Provided information:
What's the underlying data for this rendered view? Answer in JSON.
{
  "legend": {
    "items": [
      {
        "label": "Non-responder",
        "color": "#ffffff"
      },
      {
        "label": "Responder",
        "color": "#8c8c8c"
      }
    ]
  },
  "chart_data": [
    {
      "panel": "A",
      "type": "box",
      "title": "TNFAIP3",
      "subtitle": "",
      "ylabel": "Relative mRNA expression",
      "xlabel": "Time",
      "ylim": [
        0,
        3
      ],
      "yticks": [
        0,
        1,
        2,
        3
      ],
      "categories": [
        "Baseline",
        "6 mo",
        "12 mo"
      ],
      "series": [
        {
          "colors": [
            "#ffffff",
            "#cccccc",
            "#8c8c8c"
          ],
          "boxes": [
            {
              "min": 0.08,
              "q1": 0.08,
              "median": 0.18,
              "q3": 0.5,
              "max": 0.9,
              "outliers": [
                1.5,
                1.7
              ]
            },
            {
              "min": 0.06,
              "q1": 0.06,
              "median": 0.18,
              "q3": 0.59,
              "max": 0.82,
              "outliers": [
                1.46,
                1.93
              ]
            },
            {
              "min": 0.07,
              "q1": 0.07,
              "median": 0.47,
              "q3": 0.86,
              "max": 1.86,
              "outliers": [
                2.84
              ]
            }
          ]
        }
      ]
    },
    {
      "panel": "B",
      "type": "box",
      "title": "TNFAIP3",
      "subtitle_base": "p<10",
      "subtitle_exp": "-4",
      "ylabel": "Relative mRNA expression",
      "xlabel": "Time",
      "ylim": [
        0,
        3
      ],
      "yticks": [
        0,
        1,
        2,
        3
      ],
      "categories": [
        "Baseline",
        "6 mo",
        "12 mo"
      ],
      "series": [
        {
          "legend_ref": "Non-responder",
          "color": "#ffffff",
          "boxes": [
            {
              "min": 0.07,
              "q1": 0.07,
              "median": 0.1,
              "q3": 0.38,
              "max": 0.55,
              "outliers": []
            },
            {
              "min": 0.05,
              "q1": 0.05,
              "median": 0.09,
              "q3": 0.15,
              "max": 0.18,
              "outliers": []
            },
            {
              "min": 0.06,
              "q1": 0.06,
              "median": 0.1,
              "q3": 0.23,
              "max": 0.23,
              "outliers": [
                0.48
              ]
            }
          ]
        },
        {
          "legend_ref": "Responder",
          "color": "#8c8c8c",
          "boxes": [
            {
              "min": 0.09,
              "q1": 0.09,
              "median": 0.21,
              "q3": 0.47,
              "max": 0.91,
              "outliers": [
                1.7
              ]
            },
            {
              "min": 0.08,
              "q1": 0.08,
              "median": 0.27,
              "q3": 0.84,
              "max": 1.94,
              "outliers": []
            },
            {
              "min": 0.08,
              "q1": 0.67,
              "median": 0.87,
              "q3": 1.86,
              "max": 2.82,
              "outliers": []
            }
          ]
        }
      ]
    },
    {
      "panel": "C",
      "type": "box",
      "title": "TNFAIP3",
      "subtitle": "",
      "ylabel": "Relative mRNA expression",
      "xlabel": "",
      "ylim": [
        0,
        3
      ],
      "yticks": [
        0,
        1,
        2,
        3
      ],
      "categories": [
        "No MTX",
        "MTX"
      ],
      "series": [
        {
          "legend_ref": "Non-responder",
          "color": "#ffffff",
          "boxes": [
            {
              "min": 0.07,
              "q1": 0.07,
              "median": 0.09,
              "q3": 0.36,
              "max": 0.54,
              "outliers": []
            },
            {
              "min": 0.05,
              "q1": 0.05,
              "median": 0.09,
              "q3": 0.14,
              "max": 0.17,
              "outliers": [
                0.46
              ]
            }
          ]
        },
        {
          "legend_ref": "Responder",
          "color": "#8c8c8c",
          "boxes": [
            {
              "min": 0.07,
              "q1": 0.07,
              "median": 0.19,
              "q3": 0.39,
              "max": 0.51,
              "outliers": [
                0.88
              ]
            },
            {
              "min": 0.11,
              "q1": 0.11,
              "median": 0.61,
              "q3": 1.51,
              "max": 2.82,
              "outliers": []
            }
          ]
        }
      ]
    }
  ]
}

Task to complete: A single number is asked for: how many lines in the entries above hold the string "ffffff".

Output for this exercise: 4